Input data:
● ● ●

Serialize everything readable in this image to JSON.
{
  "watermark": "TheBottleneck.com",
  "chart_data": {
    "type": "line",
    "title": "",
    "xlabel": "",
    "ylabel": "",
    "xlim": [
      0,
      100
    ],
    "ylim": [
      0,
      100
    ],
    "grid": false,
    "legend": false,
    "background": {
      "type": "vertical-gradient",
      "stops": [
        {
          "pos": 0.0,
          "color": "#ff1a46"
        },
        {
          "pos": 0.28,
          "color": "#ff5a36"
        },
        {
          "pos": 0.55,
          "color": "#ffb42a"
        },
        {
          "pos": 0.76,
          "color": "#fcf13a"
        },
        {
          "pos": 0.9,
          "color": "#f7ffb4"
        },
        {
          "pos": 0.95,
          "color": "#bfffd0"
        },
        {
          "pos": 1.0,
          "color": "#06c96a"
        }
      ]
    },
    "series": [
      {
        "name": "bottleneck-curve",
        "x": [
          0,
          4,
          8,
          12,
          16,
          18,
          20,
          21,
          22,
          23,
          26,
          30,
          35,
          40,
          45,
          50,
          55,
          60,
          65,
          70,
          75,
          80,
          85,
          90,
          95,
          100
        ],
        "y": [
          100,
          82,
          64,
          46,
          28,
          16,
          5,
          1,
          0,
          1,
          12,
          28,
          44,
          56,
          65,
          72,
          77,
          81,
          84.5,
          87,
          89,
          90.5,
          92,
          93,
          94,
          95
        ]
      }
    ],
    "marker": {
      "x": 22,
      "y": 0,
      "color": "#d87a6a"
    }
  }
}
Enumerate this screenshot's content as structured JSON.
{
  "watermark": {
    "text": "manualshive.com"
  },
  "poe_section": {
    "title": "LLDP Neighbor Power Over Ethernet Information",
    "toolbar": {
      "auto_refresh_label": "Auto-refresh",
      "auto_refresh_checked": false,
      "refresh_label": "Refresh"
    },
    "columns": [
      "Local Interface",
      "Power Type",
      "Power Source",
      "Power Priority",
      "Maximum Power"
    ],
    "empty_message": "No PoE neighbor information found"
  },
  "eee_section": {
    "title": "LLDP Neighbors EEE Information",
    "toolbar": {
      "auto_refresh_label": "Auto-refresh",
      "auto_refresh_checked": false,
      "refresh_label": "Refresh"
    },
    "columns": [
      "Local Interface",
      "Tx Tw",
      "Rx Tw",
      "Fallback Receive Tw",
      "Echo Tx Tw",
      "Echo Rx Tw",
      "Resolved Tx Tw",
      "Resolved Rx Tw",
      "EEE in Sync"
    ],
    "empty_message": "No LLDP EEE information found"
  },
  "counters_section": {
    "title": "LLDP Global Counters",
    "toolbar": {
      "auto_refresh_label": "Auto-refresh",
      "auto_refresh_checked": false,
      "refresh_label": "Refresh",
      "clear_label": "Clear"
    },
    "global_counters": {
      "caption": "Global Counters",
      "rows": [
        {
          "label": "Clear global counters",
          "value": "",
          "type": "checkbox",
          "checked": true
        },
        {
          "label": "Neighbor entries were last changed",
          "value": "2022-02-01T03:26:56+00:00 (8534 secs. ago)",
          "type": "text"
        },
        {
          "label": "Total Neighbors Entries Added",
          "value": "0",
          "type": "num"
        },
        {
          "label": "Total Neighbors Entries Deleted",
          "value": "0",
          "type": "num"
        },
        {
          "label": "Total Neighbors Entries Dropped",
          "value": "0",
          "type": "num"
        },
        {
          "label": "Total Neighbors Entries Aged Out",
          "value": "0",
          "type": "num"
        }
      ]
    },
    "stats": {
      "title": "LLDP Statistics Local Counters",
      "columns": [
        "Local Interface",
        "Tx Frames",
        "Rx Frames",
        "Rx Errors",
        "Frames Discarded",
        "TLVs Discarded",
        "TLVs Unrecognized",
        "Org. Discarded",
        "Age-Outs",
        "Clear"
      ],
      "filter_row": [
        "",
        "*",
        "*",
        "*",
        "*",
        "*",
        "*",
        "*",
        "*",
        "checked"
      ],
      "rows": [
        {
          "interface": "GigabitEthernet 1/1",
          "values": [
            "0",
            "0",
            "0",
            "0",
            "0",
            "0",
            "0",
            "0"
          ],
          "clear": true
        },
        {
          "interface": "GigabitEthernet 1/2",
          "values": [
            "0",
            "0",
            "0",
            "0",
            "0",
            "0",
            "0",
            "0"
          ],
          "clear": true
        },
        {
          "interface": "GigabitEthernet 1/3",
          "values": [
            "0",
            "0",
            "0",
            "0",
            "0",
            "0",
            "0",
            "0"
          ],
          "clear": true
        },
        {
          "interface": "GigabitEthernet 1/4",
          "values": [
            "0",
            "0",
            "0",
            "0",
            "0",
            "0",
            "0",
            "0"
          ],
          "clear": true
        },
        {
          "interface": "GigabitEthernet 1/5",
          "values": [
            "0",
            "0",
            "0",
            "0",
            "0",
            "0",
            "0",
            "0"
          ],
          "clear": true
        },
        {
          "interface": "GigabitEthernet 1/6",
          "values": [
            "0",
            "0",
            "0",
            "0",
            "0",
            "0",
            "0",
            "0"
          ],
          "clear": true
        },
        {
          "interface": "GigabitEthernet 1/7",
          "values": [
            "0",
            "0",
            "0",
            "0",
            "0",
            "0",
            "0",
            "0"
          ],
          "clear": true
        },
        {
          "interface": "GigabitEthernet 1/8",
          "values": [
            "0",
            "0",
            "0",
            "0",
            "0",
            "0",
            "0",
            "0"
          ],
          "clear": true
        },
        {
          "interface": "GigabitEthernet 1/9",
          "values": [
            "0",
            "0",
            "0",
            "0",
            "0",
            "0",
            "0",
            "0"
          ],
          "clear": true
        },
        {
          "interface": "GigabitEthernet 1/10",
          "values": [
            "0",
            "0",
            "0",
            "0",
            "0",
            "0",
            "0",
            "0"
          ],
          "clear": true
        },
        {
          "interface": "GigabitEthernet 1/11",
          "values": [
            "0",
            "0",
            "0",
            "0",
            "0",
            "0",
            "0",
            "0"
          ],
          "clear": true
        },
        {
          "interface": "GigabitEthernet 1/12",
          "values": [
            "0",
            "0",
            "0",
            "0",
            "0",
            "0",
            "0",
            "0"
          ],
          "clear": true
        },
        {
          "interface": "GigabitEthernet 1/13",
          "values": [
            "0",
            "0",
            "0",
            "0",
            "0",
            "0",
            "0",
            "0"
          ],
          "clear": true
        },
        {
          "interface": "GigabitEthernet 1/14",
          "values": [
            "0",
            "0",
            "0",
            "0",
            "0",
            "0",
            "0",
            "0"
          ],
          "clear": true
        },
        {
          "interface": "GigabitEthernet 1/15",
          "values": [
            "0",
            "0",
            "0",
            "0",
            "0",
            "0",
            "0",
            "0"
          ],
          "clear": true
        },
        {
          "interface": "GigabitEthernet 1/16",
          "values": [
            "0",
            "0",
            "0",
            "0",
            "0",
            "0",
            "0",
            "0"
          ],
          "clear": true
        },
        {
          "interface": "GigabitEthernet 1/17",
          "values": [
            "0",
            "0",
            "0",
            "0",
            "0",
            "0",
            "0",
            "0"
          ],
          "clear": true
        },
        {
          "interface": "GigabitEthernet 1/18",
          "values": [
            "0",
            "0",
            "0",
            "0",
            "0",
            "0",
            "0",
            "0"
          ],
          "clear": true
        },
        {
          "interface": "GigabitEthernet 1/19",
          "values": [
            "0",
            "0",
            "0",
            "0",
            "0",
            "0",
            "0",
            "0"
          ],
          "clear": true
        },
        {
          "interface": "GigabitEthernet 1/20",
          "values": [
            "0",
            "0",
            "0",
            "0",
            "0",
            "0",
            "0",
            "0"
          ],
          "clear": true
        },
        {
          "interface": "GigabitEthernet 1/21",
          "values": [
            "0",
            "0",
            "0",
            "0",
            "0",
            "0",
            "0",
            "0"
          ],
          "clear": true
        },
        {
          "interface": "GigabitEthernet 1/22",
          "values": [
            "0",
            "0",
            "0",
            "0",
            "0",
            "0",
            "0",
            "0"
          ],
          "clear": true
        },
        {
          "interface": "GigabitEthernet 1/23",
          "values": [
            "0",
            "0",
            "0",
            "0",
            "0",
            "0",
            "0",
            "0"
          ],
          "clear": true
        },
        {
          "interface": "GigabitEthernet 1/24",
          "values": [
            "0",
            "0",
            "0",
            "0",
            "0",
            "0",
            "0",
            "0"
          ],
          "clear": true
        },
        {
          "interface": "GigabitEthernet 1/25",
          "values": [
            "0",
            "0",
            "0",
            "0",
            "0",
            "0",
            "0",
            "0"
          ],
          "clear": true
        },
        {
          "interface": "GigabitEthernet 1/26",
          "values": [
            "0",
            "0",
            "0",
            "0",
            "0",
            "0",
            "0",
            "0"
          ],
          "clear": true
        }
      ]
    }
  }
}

● ● ●

Task instructions: Search the lines above for the string "Neighbors" and copy each line that has it.

Written response:
    "title": "LLDP Neighbors EEE Information",
          "label": "Total Neighbors Entries Added",
          "label": "Total Neighbors Entries Deleted",
          "label": "Total Neighbors Entries Dropped",
          "label": "Total Neighbors Entries Aged Out",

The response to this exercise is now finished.